(Extracted entries)
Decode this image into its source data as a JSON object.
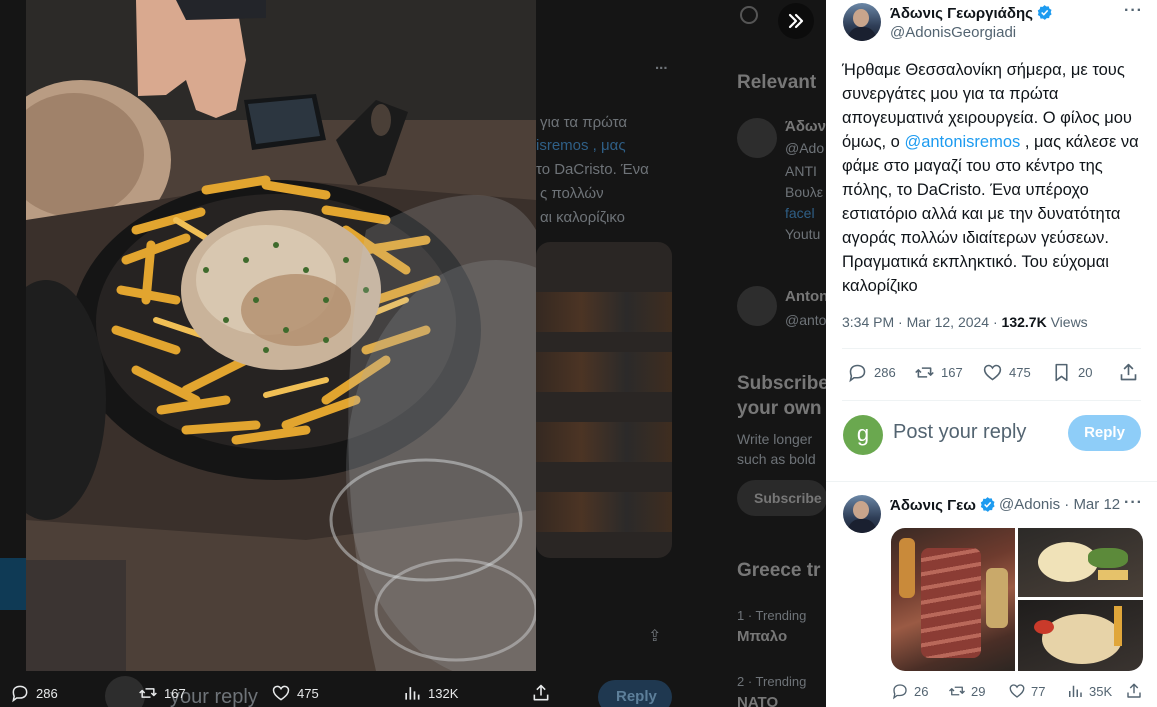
{
  "backdrop": {
    "relevant_label": "Relevant",
    "author_partial_1": "Άδων",
    "handle_partial": "@Ado",
    "bio_lines": [
      "ΑΝΤΙ",
      "Βουλε",
      "facel",
      "Youtu"
    ],
    "author_partial_2": "Anton",
    "handle_partial_2": "@anto",
    "tweet_lines": [
      "για τα πρώτα",
      "isremos , μας",
      "το DaCristo. Ένα",
      "ς πολλών",
      "αι καλορίζικο"
    ],
    "subscribe_title_1": "Subscribe",
    "subscribe_title_2": "your own",
    "subscribe_desc_1": "Write longer",
    "subscribe_desc_2": "such as bold",
    "subscribe_button": "Subscribe",
    "trends_title": "Greece tr",
    "trend_1_meta": "1 · Trending",
    "trend_1_name": "Μπαλο",
    "trend_2_meta": "2 · Trending",
    "trend_2_name": "NATO",
    "reply_placeholder": "your reply",
    "reply_button": "Reply",
    "more": "..."
  },
  "bottom_bar": {
    "replies": "286",
    "reposts": "167",
    "likes": "475",
    "views": "132K"
  },
  "main_tweet": {
    "author_name": "Άδωνις Γεωργιάδης",
    "author_handle": "@AdonisGeorgiadi",
    "text_before_mention": "Ήρθαμε Θεσσαλονίκη σήμερα, με τους συνεργάτες μου για τα πρώτα απογευματινά χειρουργεία. Ο φίλος μου όμως, ο ",
    "mention": "@antonisremos",
    "text_after_mention": " , μας κάλεσε να φάμε στο μαγαζί του στο κέντρο της πόλης, το DaCristo. Ένα υπέροχο εστιατόριο αλλά και με την δυνατότητα αγοράς πολλών ιδιαίτερων γεύσεων. Πραγματικά εκπληκτικό. Του εύχομαι καλορίζικο",
    "time": "3:34 PM",
    "date": "Mar 12, 2024",
    "views_count": "132.7K",
    "views_label": "Views",
    "replies": "286",
    "reposts": "167",
    "likes": "475",
    "bookmarks": "20"
  },
  "reply_box": {
    "avatar_letter": "g",
    "placeholder": "Post your reply",
    "button": "Reply"
  },
  "reply_tweet": {
    "author_name": "Άδωνις Γεω",
    "author_handle": "@Adonis",
    "date": "Mar 12",
    "replies": "26",
    "reposts": "29",
    "likes": "77",
    "views": "35K"
  },
  "colors": {
    "accent": "#1d9bf0",
    "reply_button_disabled": "#8ecdf8",
    "text_primary": "#0f1419",
    "text_secondary": "#536471",
    "avatar_g": "#6aa84f"
  },
  "icons": {
    "expand": "double-chevron-right-icon",
    "reply": "comment-icon",
    "repost": "repost-icon",
    "like": "heart-icon",
    "views": "bar-chart-icon",
    "share": "share-icon",
    "bookmark": "bookmark-icon",
    "verified": "verified-badge-icon",
    "more": "more-dots-icon"
  }
}
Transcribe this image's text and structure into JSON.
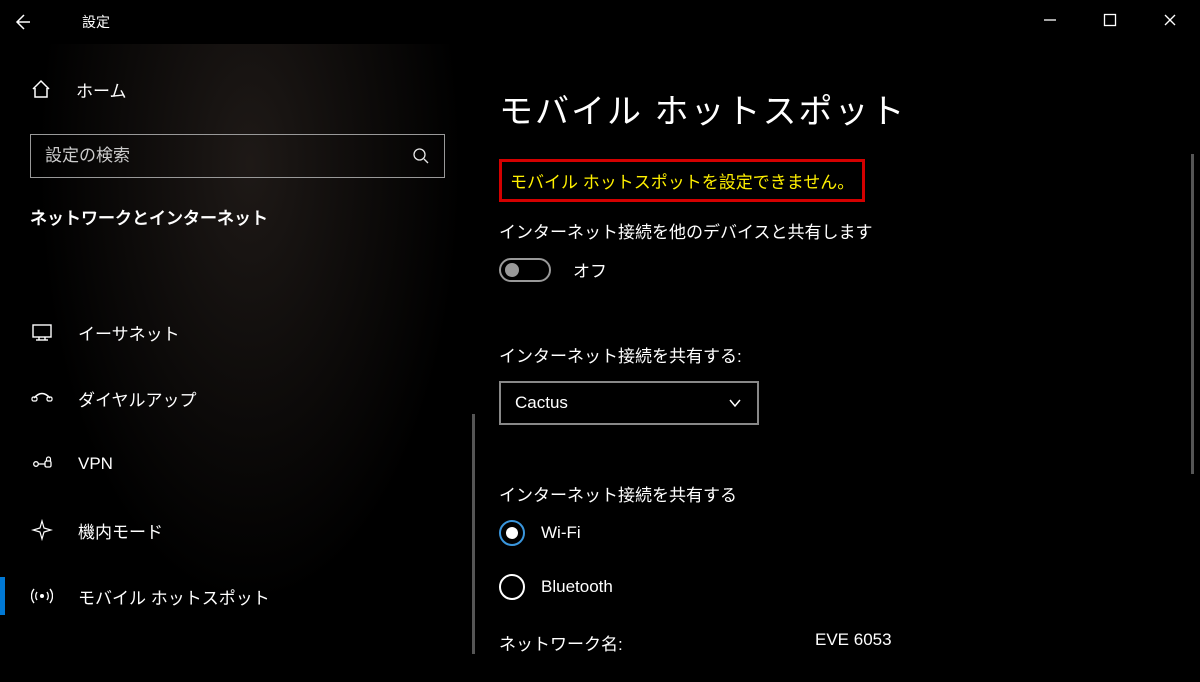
{
  "title_settings": "設定",
  "home_label": "ホーム",
  "search_placeholder": "設定の検索",
  "category": "ネットワークとインターネット",
  "nav": [
    {
      "key": "ethernet",
      "label": "イーサネット"
    },
    {
      "key": "dialup",
      "label": "ダイヤルアップ"
    },
    {
      "key": "vpn",
      "label": "VPN"
    },
    {
      "key": "airplane",
      "label": "機内モード"
    },
    {
      "key": "hotspot",
      "label": "モバイル ホットスポット",
      "selected": true
    }
  ],
  "page_title": "モバイル ホットスポット",
  "error_text": "モバイル ホットスポットを設定できません。",
  "share_subtext": "インターネット接続を他のデバイスと共有します",
  "toggle_state_label": "オフ",
  "select_label": "インターネット接続を共有する:",
  "select_value": "Cactus",
  "radio_label": "インターネット接続を共有する",
  "radio_opt_wifi": "Wi-Fi",
  "radio_opt_bt": "Bluetooth",
  "net_name_label": "ネットワーク名:",
  "net_name_value": "EVE 6053"
}
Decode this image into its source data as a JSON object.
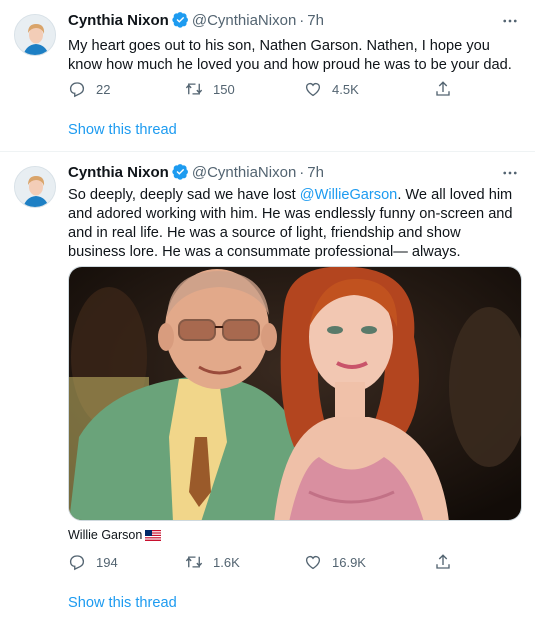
{
  "tweets": [
    {
      "author": "Cynthia Nixon",
      "handle": "@CynthiaNixon",
      "separator": "·",
      "time": "7h",
      "text": "My heart goes out to his son, Nathen Garson. Nathen, I hope you know how much he loved you and how proud he was to be your dad.",
      "replies": "22",
      "retweets": "150",
      "likes": "4.5K",
      "show_thread": "Show this thread"
    },
    {
      "author": "Cynthia Nixon",
      "handle": "@CynthiaNixon",
      "separator": "·",
      "time": "7h",
      "text_before": "So deeply, deeply sad we have lost ",
      "mention": "@WillieGarson",
      "text_after": ". We all loved him and adored working with him. He was endlessly funny on-screen and and in real life. He was a source of light, friendship and show business lore. He was a consummate professional— always.",
      "photo_tag": "Willie Garson",
      "replies": "194",
      "retweets": "1.6K",
      "likes": "16.9K",
      "show_thread": "Show this thread"
    }
  ],
  "icons": {
    "verified": "verified-badge-icon",
    "more": "more-options-icon",
    "reply": "reply-icon",
    "retweet": "retweet-icon",
    "like": "like-icon",
    "share": "share-icon",
    "flag": "us-flag-icon"
  },
  "colors": {
    "link": "#1d9bf0",
    "secondary_text": "#536471",
    "divider": "#eff3f4"
  }
}
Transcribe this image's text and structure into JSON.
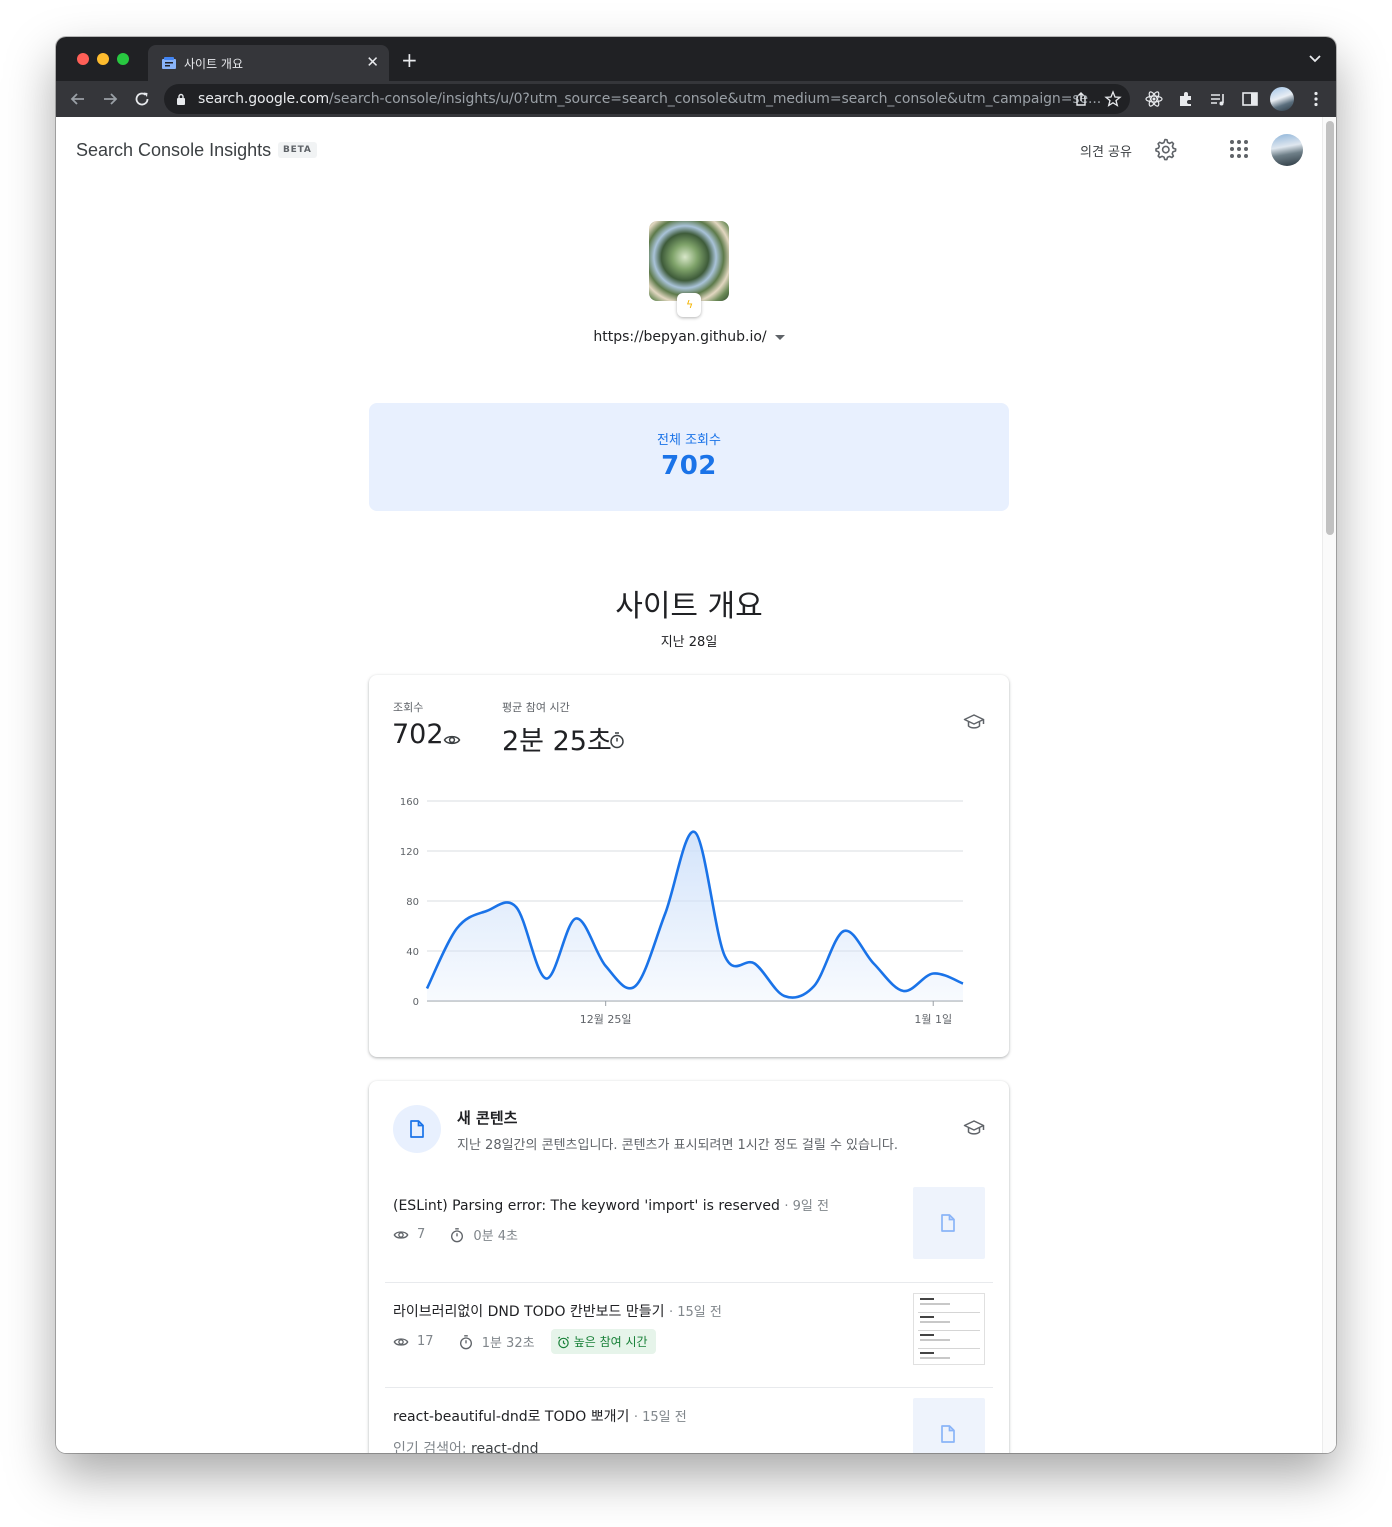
{
  "browser": {
    "tab_title": "사이트 개요",
    "url_host": "search.google.com",
    "url_path": "/search-console/insights/u/0?utm_source=search_console&utm_medium=search_console&utm_campaign=se..."
  },
  "header": {
    "brand": "Search Console Insights",
    "beta": "BETA",
    "feedback": "의견 공유"
  },
  "site": {
    "url": "https://bepyan.github.io/"
  },
  "total": {
    "label": "전체 조회수",
    "value": "702"
  },
  "overview": {
    "title": "사이트 개요",
    "subtitle": "지난 28일",
    "views_label": "조회수",
    "views_value": "702",
    "time_label": "평균 참여 시간",
    "time_value": "2분 25초"
  },
  "chart_data": {
    "type": "area",
    "y_ticks": [
      "160",
      "120",
      "80",
      "40",
      "0"
    ],
    "ylim": [
      0,
      160
    ],
    "x_tick_labels": [
      {
        "label": "12월 25일",
        "index": 6
      },
      {
        "label": "1월 1일",
        "index": 17
      }
    ],
    "values": [
      10,
      58,
      72,
      75,
      18,
      66,
      28,
      12,
      70,
      135,
      36,
      30,
      4,
      12,
      56,
      30,
      8,
      22,
      14
    ],
    "grid": true,
    "colors": {
      "line": "#1a73e8",
      "fill": "#cfe1fa"
    }
  },
  "new_content": {
    "title": "새 콘텐츠",
    "description": "지난 28일간의 콘텐츠입니다. 콘텐츠가 표시되려면 1시간 정도 걸릴 수 있습니다.",
    "items": [
      {
        "title": "(ESLint) Parsing error: The keyword 'import' is reserved",
        "age": "9일 전",
        "views": "7",
        "time": "0분 4초"
      },
      {
        "title": "라이브러리없이 DND TODO 칸반보드 만들기",
        "age": "15일 전",
        "views": "17",
        "time": "1분 32초",
        "chip": "높은 참여 시간"
      },
      {
        "title": "react-beautiful-dnd로 TODO 뽀개기",
        "age": "15일 전",
        "query_label": "인기 검색어:",
        "query": "react-dnd"
      }
    ]
  }
}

(Required task)
Return the listing above unchanged, apart from dropping its pictures.

(Final answer)
Decode this image into its source data as a JSON object.
{
  "backdrop": {
    "relevant_label": "Relevant",
    "author_partial_1": "Άδων",
    "handle_partial": "@Ado",
    "bio_lines": [
      "ΑΝΤΙ",
      "Βουλε",
      "facel",
      "Youtu"
    ],
    "author_partial_2": "Anton",
    "handle_partial_2": "@anto",
    "tweet_lines": [
      "για τα πρώτα",
      "isremos , μας",
      "το DaCristo. Ένα",
      "ς πολλών",
      "αι καλορίζικο"
    ],
    "subscribe_title_1": "Subscribe",
    "subscribe_title_2": "your own",
    "subscribe_desc_1": "Write longer",
    "subscribe_desc_2": "such as bold",
    "subscribe_button": "Subscribe",
    "trends_title": "Greece tr",
    "trend_1_meta": "1 · Trending",
    "trend_1_name": "Μπαλο",
    "trend_2_meta": "2 · Trending",
    "trend_2_name": "NATO",
    "reply_placeholder": "your reply",
    "reply_button": "Reply",
    "more": "..."
  },
  "bottom_bar": {
    "replies": "286",
    "reposts": "167",
    "likes": "475",
    "views": "132K"
  },
  "main_tweet": {
    "author_name": "Άδωνις Γεωργιάδης",
    "author_handle": "@AdonisGeorgiadi",
    "text_before_mention": "Ήρθαμε Θεσσαλονίκη σήμερα, με τους συνεργάτες μου για τα πρώτα απογευματινά χειρουργεία. Ο φίλος μου όμως, ο ",
    "mention": "@antonisremos",
    "text_after_mention": " , μας κάλεσε να φάμε στο μαγαζί του στο κέντρο της πόλης, το DaCristo. Ένα υπέροχο εστιατόριο αλλά και με την δυνατότητα αγοράς πολλών ιδιαίτερων γεύσεων. Πραγματικά εκπληκτικό. Του εύχομαι καλορίζικο",
    "time": "3:34 PM",
    "date": "Mar 12, 2024",
    "views_count": "132.7K",
    "views_label": "Views",
    "replies": "286",
    "reposts": "167",
    "likes": "475",
    "bookmarks": "20"
  },
  "reply_box": {
    "avatar_letter": "g",
    "placeholder": "Post your reply",
    "button": "Reply"
  },
  "reply_tweet": {
    "author_name": "Άδωνις Γεω",
    "author_handle": "@Adonis",
    "date": "Mar 12",
    "replies": "26",
    "reposts": "29",
    "likes": "77",
    "views": "35K"
  },
  "colors": {
    "accent": "#1d9bf0",
    "reply_button_disabled": "#8ecdf8",
    "text_primary": "#0f1419",
    "text_secondary": "#536471",
    "avatar_g": "#6aa84f"
  },
  "icons": {
    "expand": "double-chevron-right-icon",
    "reply": "comment-icon",
    "repost": "repost-icon",
    "like": "heart-icon",
    "views": "bar-chart-icon",
    "share": "share-icon",
    "bookmark": "bookmark-icon",
    "verified": "verified-badge-icon",
    "more": "more-dots-icon"
  }
}
Transcribe this image's text and structure into JSON.
{
  "title_settings": "設定",
  "home_label": "ホーム",
  "search_placeholder": "設定の検索",
  "category": "ネットワークとインターネット",
  "nav": [
    {
      "key": "ethernet",
      "label": "イーサネット"
    },
    {
      "key": "dialup",
      "label": "ダイヤルアップ"
    },
    {
      "key": "vpn",
      "label": "VPN"
    },
    {
      "key": "airplane",
      "label": "機内モード"
    },
    {
      "key": "hotspot",
      "label": "モバイル ホットスポット",
      "selected": true
    }
  ],
  "page_title": "モバイル ホットスポット",
  "error_text": "モバイル ホットスポットを設定できません。",
  "share_subtext": "インターネット接続を他のデバイスと共有します",
  "toggle_state_label": "オフ",
  "select_label": "インターネット接続を共有する:",
  "select_value": "Cactus",
  "radio_label": "インターネット接続を共有する",
  "radio_opt_wifi": "Wi-Fi",
  "radio_opt_bt": "Bluetooth",
  "net_name_label": "ネットワーク名:",
  "net_name_value": "EVE 6053"
}
Decode this image into its source data as a JSON object.
{
  "tweets": [
    {
      "author": "Cynthia Nixon",
      "handle": "@CynthiaNixon",
      "separator": "·",
      "time": "7h",
      "text": "My heart goes out to his son, Nathen Garson. Nathen, I hope you know how much he loved you and how proud he was to be your dad.",
      "replies": "22",
      "retweets": "150",
      "likes": "4.5K",
      "show_thread": "Show this thread"
    },
    {
      "author": "Cynthia Nixon",
      "handle": "@CynthiaNixon",
      "separator": "·",
      "time": "7h",
      "text_before": "So deeply, deeply sad we have lost ",
      "mention": "@WillieGarson",
      "text_after": ". We all loved him and adored working with him. He was endlessly funny on-screen and and in real life. He was a source of light, friendship and show business lore. He was a consummate professional— always.",
      "photo_tag": "Willie Garson",
      "replies": "194",
      "retweets": "1.6K",
      "likes": "16.9K",
      "show_thread": "Show this thread"
    }
  ],
  "icons": {
    "verified": "verified-badge-icon",
    "more": "more-options-icon",
    "reply": "reply-icon",
    "retweet": "retweet-icon",
    "like": "like-icon",
    "share": "share-icon",
    "flag": "us-flag-icon"
  },
  "colors": {
    "link": "#1d9bf0",
    "secondary_text": "#536471",
    "divider": "#eff3f4"
  }
}
Transcribe this image's text and structure into JSON.
{
  "browser": {
    "tab_title": "사이트 개요",
    "url_host": "search.google.com",
    "url_path": "/search-console/insights/u/0?utm_source=search_console&utm_medium=search_console&utm_campaign=se..."
  },
  "header": {
    "brand": "Search Console Insights",
    "beta": "BETA",
    "feedback": "의견 공유"
  },
  "site": {
    "url": "https://bepyan.github.io/"
  },
  "total": {
    "label": "전체 조회수",
    "value": "702"
  },
  "overview": {
    "title": "사이트 개요",
    "subtitle": "지난 28일",
    "views_label": "조회수",
    "views_value": "702",
    "time_label": "평균 참여 시간",
    "time_value": "2분 25초"
  },
  "chart_data": {
    "type": "area",
    "y_ticks": [
      "160",
      "120",
      "80",
      "40",
      "0"
    ],
    "ylim": [
      0,
      160
    ],
    "x_tick_labels": [
      {
        "label": "12월 25일",
        "index": 6
      },
      {
        "label": "1월 1일",
        "index": 17
      }
    ],
    "values": [
      10,
      58,
      72,
      75,
      18,
      66,
      28,
      12,
      70,
      135,
      36,
      30,
      4,
      12,
      56,
      30,
      8,
      22,
      14
    ],
    "grid": true,
    "colors": {
      "line": "#1a73e8",
      "fill": "#cfe1fa"
    }
  },
  "new_content": {
    "title": "새 콘텐츠",
    "description": "지난 28일간의 콘텐츠입니다. 콘텐츠가 표시되려면 1시간 정도 걸릴 수 있습니다.",
    "items": [
      {
        "title": "(ESLint) Parsing error: The keyword 'import' is reserved",
        "age": "9일 전",
        "views": "7",
        "time": "0분 4초"
      },
      {
        "title": "라이브러리없이 DND TODO 칸반보드 만들기",
        "age": "15일 전",
        "views": "17",
        "time": "1분 32초",
        "chip": "높은 참여 시간"
      },
      {
        "title": "react-beautiful-dnd로 TODO 뽀개기",
        "age": "15일 전",
        "query_label": "인기 검색어:",
        "query": "react-dnd"
      }
    ]
  }
}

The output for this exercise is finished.